:: PROBLEM REQUIREMENTS ::
Although the entries contain pictures, copy only their text, exactly as written.

Saved data entries
#####
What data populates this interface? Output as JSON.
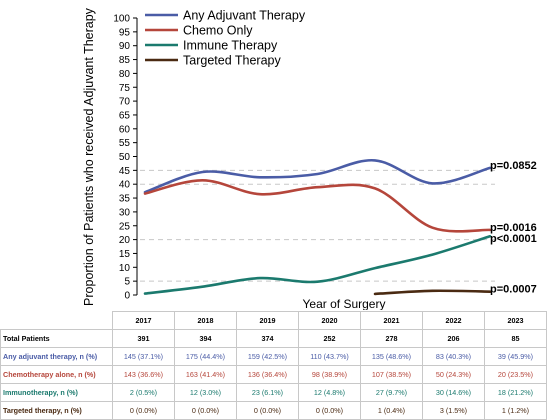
{
  "chart_data": {
    "type": "line",
    "title": "",
    "ylabel": "Proportion of Patients who received Adjuvant Therapy",
    "xlabel": "Year of Surgery",
    "x": [
      2017,
      2018,
      2019,
      2020,
      2021,
      2022,
      2023
    ],
    "ylim": [
      0,
      100
    ],
    "yticks": [
      0,
      5,
      10,
      15,
      20,
      25,
      30,
      35,
      40,
      45,
      50,
      55,
      60,
      65,
      70,
      75,
      80,
      85,
      90,
      95,
      100
    ],
    "reference_lines": [
      5,
      20,
      40,
      45
    ],
    "legend_position": "top-left",
    "series": [
      {
        "name": "Any Adjuvant Therapy",
        "color": "#4a5ca6",
        "values": [
          37.1,
          44.4,
          42.5,
          43.7,
          48.6,
          40.3,
          45.9
        ],
        "p_label": "p=0.0852"
      },
      {
        "name": "Chemo Only",
        "color": "#b5463b",
        "values": [
          36.6,
          41.4,
          36.4,
          38.9,
          38.5,
          24.3,
          23.5
        ],
        "p_label": "p=0.0016"
      },
      {
        "name": "Immune Therapy",
        "color": "#1b7a6e",
        "values": [
          0.5,
          3.0,
          6.1,
          4.8,
          9.7,
          14.6,
          21.2
        ],
        "p_label": "p<0.0001"
      },
      {
        "name": "Targeted Therapy",
        "color": "#4a2a12",
        "values": [
          null,
          null,
          null,
          null,
          0.4,
          1.5,
          1.2
        ],
        "p_label": "p=0.0007"
      }
    ]
  },
  "table": {
    "years": [
      "2017",
      "2018",
      "2019",
      "2020",
      "2021",
      "2022",
      "2023"
    ],
    "rows": [
      {
        "label": "Total Patients",
        "color": "#000000",
        "values": [
          "391",
          "394",
          "374",
          "252",
          "278",
          "206",
          "85"
        ]
      },
      {
        "label": "Any adjuvant therapy, n (%)",
        "color": "#4a5ca6",
        "values": [
          "145 (37.1%)",
          "175 (44.4%)",
          "159 (42.5%)",
          "110 (43.7%)",
          "135 (48.6%)",
          "83 (40.3%)",
          "39 (45.9%)"
        ]
      },
      {
        "label": "Chemotherapy alone, n (%)",
        "color": "#b5463b",
        "values": [
          "143 (36.6%)",
          "163 (41.4%)",
          "136 (36.4%)",
          "98 (38.9%)",
          "107 (38.5%)",
          "50 (24.3%)",
          "20 (23.5%)"
        ]
      },
      {
        "label": "Immunotherapy, n (%)",
        "color": "#1b7a6e",
        "values": [
          "2 (0.5%)",
          "12 (3.0%)",
          "23 (6.1%)",
          "12 (4.8%)",
          "27 (9.7%)",
          "30 (14.6%)",
          "18 (21.2%)"
        ]
      },
      {
        "label": "Targeted therapy, n (%)",
        "color": "#4a2a12",
        "values": [
          "0 (0.0%)",
          "0 (0.0%)",
          "0 (0.0%)",
          "0 (0.0%)",
          "1 (0.4%)",
          "3 (1.5%)",
          "1 (1.2%)"
        ]
      }
    ]
  }
}
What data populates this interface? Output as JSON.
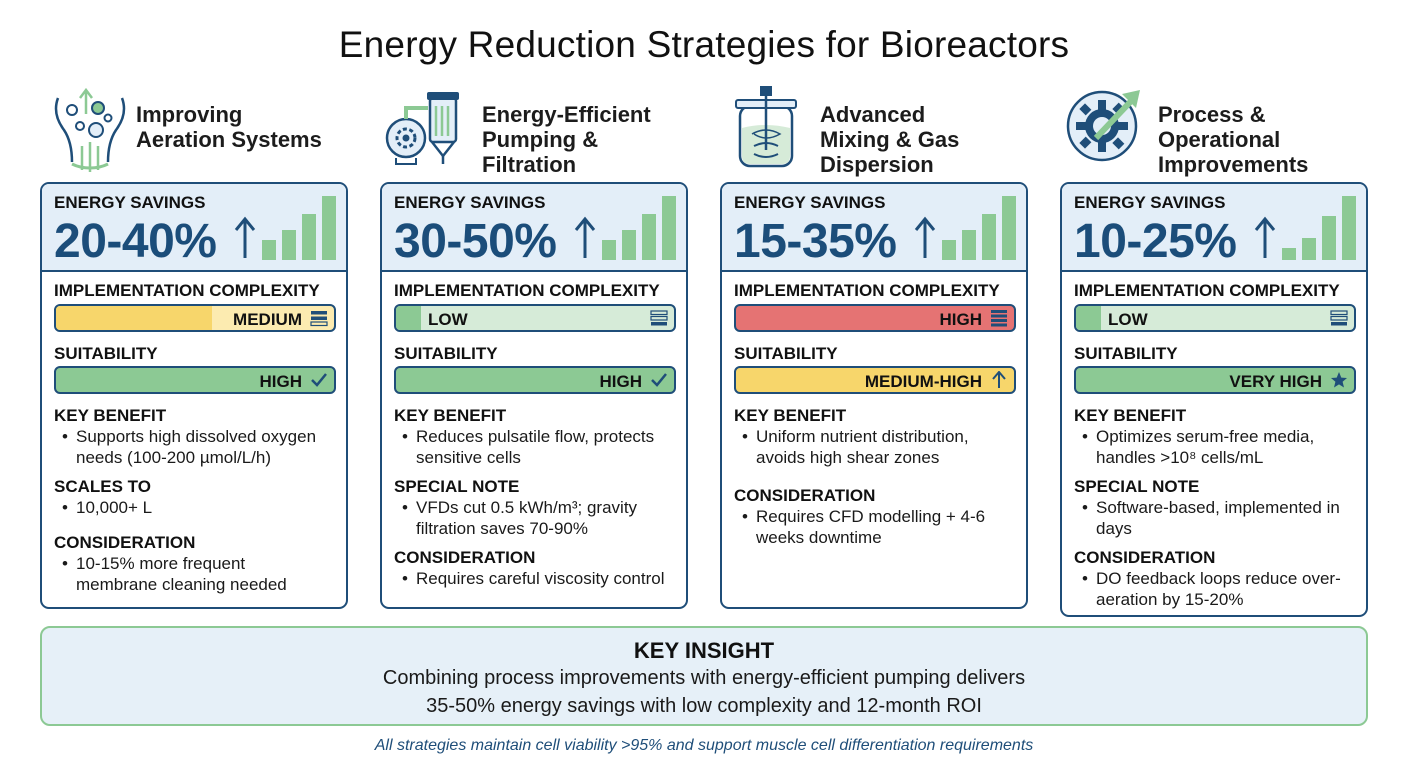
{
  "title": "Energy Reduction Strategies for Bioreactors",
  "colors": {
    "navy": "#1f4e79",
    "green": "#8cc994",
    "light_green": "#d6ebd8",
    "yellow": "#f7d66b",
    "red": "#e57373",
    "panel_blue": "#e3eef8"
  },
  "strategies": [
    {
      "title": "Improving Aeration Systems",
      "icon": "aeration-bubbles-icon",
      "savings_label": "ENERGY SAVINGS",
      "savings": "20-40%",
      "complexity_label": "IMPLEMENTATION COMPLEXITY",
      "complexity": "MEDIUM",
      "suitability_label": "SUITABILITY",
      "suitability": "HIGH",
      "sections": [
        {
          "heading": "KEY BENEFIT",
          "bullet": "Supports high dissolved oxygen needs (100-200 µmol/L/h)"
        },
        {
          "heading": "SCALES TO",
          "bullet": "10,000+ L"
        },
        {
          "heading": "CONSIDERATION",
          "bullet": "10-15% more frequent membrane cleaning needed"
        }
      ]
    },
    {
      "title": "Energy-Efficient Pumping & Filtration",
      "icon": "pump-filter-icon",
      "savings_label": "ENERGY SAVINGS",
      "savings": "30-50%",
      "complexity_label": "IMPLEMENTATION COMPLEXITY",
      "complexity": "LOW",
      "suitability_label": "SUITABILITY",
      "suitability": "HIGH",
      "sections": [
        {
          "heading": "KEY BENEFIT",
          "bullet": "Reduces pulsatile flow, protects sensitive cells"
        },
        {
          "heading": "SPECIAL NOTE",
          "bullet": "VFDs cut 0.5 kWh/m³; gravity filtration saves 70-90%"
        },
        {
          "heading": "CONSIDERATION",
          "bullet": "Requires careful viscosity control"
        }
      ]
    },
    {
      "title": "Advanced Mixing & Gas Dispersion",
      "icon": "mixing-vessel-icon",
      "savings_label": "ENERGY SAVINGS",
      "savings": "15-35%",
      "complexity_label": "IMPLEMENTATION COMPLEXITY",
      "complexity": "HIGH",
      "suitability_label": "SUITABILITY",
      "suitability": "MEDIUM-HIGH",
      "sections": [
        {
          "heading": "KEY BENEFIT",
          "bullet": "Uniform nutrient distribution, avoids high shear zones"
        },
        {
          "heading": "CONSIDERATION",
          "bullet": "Requires CFD modelling + 4-6 weeks downtime"
        }
      ]
    },
    {
      "title": "Process & Operational Improvements",
      "icon": "gear-arrow-icon",
      "savings_label": "ENERGY SAVINGS",
      "savings": "10-25%",
      "complexity_label": "IMPLEMENTATION COMPLEXITY",
      "complexity": "LOW",
      "suitability_label": "SUITABILITY",
      "suitability": "VERY HIGH",
      "sections": [
        {
          "heading": "KEY BENEFIT",
          "bullet": "Optimizes serum-free media, handles >10⁸ cells/mL"
        },
        {
          "heading": "SPECIAL NOTE",
          "bullet": "Software-based, implemented in days"
        },
        {
          "heading": "CONSIDERATION",
          "bullet": "DO feedback loops reduce over-aeration by 15-20%"
        }
      ]
    }
  ],
  "insight": {
    "heading": "KEY INSIGHT",
    "line1": "Combining process improvements with energy-efficient pumping delivers",
    "line2": "35-50% energy savings with low complexity and 12-month ROI"
  },
  "footer": "All strategies maintain cell viability >95% and support muscle cell differentiation requirements"
}
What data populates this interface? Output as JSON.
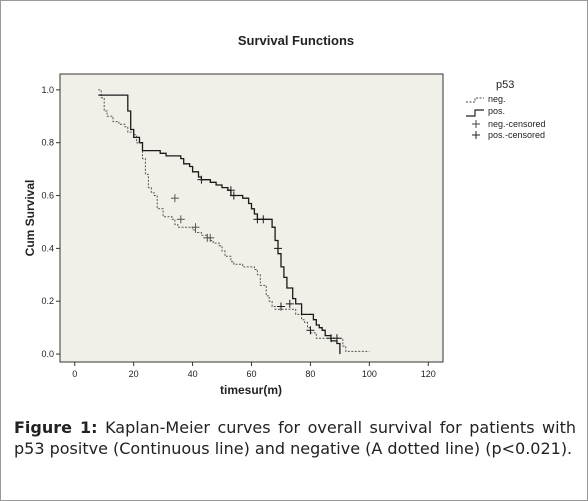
#####
:: RESPONSE BOX ::
What data populates this interface? Output as JSON.
{
  "chart_data": {
    "type": "line",
    "title": "",
    "ylabel": "Proportion of Patients who received Adjuvant Therapy",
    "xlabel": "Year of Surgery",
    "x": [
      2017,
      2018,
      2019,
      2020,
      2021,
      2022,
      2023
    ],
    "ylim": [
      0,
      100
    ],
    "yticks": [
      0,
      5,
      10,
      15,
      20,
      25,
      30,
      35,
      40,
      45,
      50,
      55,
      60,
      65,
      70,
      75,
      80,
      85,
      90,
      95,
      100
    ],
    "reference_lines": [
      5,
      20,
      40,
      45
    ],
    "legend_position": "top-left",
    "series": [
      {
        "name": "Any Adjuvant Therapy",
        "color": "#4a5ca6",
        "values": [
          37.1,
          44.4,
          42.5,
          43.7,
          48.6,
          40.3,
          45.9
        ],
        "p_label": "p=0.0852"
      },
      {
        "name": "Chemo Only",
        "color": "#b5463b",
        "values": [
          36.6,
          41.4,
          36.4,
          38.9,
          38.5,
          24.3,
          23.5
        ],
        "p_label": "p=0.0016"
      },
      {
        "name": "Immune Therapy",
        "color": "#1b7a6e",
        "values": [
          0.5,
          3.0,
          6.1,
          4.8,
          9.7,
          14.6,
          21.2
        ],
        "p_label": "p<0.0001"
      },
      {
        "name": "Targeted Therapy",
        "color": "#4a2a12",
        "values": [
          null,
          null,
          null,
          null,
          0.4,
          1.5,
          1.2
        ],
        "p_label": "p=0.0007"
      }
    ]
  },
  "table": {
    "years": [
      "2017",
      "2018",
      "2019",
      "2020",
      "2021",
      "2022",
      "2023"
    ],
    "rows": [
      {
        "label": "Total Patients",
        "color": "#000000",
        "values": [
          "391",
          "394",
          "374",
          "252",
          "278",
          "206",
          "85"
        ]
      },
      {
        "label": "Any adjuvant therapy, n (%)",
        "color": "#4a5ca6",
        "values": [
          "145 (37.1%)",
          "175 (44.4%)",
          "159 (42.5%)",
          "110 (43.7%)",
          "135 (48.6%)",
          "83 (40.3%)",
          "39 (45.9%)"
        ]
      },
      {
        "label": "Chemotherapy alone, n (%)",
        "color": "#b5463b",
        "values": [
          "143 (36.6%)",
          "163 (41.4%)",
          "136 (36.4%)",
          "98 (38.9%)",
          "107 (38.5%)",
          "50 (24.3%)",
          "20 (23.5%)"
        ]
      },
      {
        "label": "Immunotherapy, n (%)",
        "color": "#1b7a6e",
        "values": [
          "2 (0.5%)",
          "12 (3.0%)",
          "23 (6.1%)",
          "12 (4.8%)",
          "27 (9.7%)",
          "30 (14.6%)",
          "18 (21.2%)"
        ]
      },
      {
        "label": "Targeted therapy, n (%)",
        "color": "#4a2a12",
        "values": [
          "0 (0.0%)",
          "0 (0.0%)",
          "0 (0.0%)",
          "0 (0.0%)",
          "1 (0.4%)",
          "3 (1.5%)",
          "1 (1.2%)"
        ]
      }
    ]
  }
}
What data populates this interface? Output as JSON.
{
  "title": "Energy Reduction Strategies for Bioreactors",
  "colors": {
    "navy": "#1f4e79",
    "green": "#8cc994",
    "light_green": "#d6ebd8",
    "yellow": "#f7d66b",
    "red": "#e57373",
    "panel_blue": "#e3eef8"
  },
  "strategies": [
    {
      "title": "Improving Aeration Systems",
      "icon": "aeration-bubbles-icon",
      "savings_label": "ENERGY SAVINGS",
      "savings": "20-40%",
      "complexity_label": "IMPLEMENTATION COMPLEXITY",
      "complexity": "MEDIUM",
      "suitability_label": "SUITABILITY",
      "suitability": "HIGH",
      "sections": [
        {
          "heading": "KEY BENEFIT",
          "bullet": "Supports high dissolved oxygen needs (100-200 µmol/L/h)"
        },
        {
          "heading": "SCALES TO",
          "bullet": "10,000+ L"
        },
        {
          "heading": "CONSIDERATION",
          "bullet": "10-15% more frequent membrane cleaning needed"
        }
      ]
    },
    {
      "title": "Energy-Efficient Pumping & Filtration",
      "icon": "pump-filter-icon",
      "savings_label": "ENERGY SAVINGS",
      "savings": "30-50%",
      "complexity_label": "IMPLEMENTATION COMPLEXITY",
      "complexity": "LOW",
      "suitability_label": "SUITABILITY",
      "suitability": "HIGH",
      "sections": [
        {
          "heading": "KEY BENEFIT",
          "bullet": "Reduces pulsatile flow, protects sensitive cells"
        },
        {
          "heading": "SPECIAL NOTE",
          "bullet": "VFDs cut 0.5 kWh/m³; gravity filtration saves 70-90%"
        },
        {
          "heading": "CONSIDERATION",
          "bullet": "Requires careful viscosity control"
        }
      ]
    },
    {
      "title": "Advanced Mixing & Gas Dispersion",
      "icon": "mixing-vessel-icon",
      "savings_label": "ENERGY SAVINGS",
      "savings": "15-35%",
      "complexity_label": "IMPLEMENTATION COMPLEXITY",
      "complexity": "HIGH",
      "suitability_label": "SUITABILITY",
      "suitability": "MEDIUM-HIGH",
      "sections": [
        {
          "heading": "KEY BENEFIT",
          "bullet": "Uniform nutrient distribution, avoids high shear zones"
        },
        {
          "heading": "CONSIDERATION",
          "bullet": "Requires CFD modelling + 4-6 weeks downtime"
        }
      ]
    },
    {
      "title": "Process & Operational Improvements",
      "icon": "gear-arrow-icon",
      "savings_label": "ENERGY SAVINGS",
      "savings": "10-25%",
      "complexity_label": "IMPLEMENTATION COMPLEXITY",
      "complexity": "LOW",
      "suitability_label": "SUITABILITY",
      "suitability": "VERY HIGH",
      "sections": [
        {
          "heading": "KEY BENEFIT",
          "bullet": "Optimizes serum-free media, handles >10⁸ cells/mL"
        },
        {
          "heading": "SPECIAL NOTE",
          "bullet": "Software-based, implemented in days"
        },
        {
          "heading": "CONSIDERATION",
          "bullet": "DO feedback loops reduce over-aeration by 15-20%"
        }
      ]
    }
  ],
  "insight": {
    "heading": "KEY INSIGHT",
    "line1": "Combining process improvements with energy-efficient pumping delivers",
    "line2": "35-50% energy savings with low complexity and 12-month ROI"
  },
  "footer": "All strategies maintain cell viability >95% and support muscle cell differentiation requirements"
}
What data populates this interface? Output as JSON.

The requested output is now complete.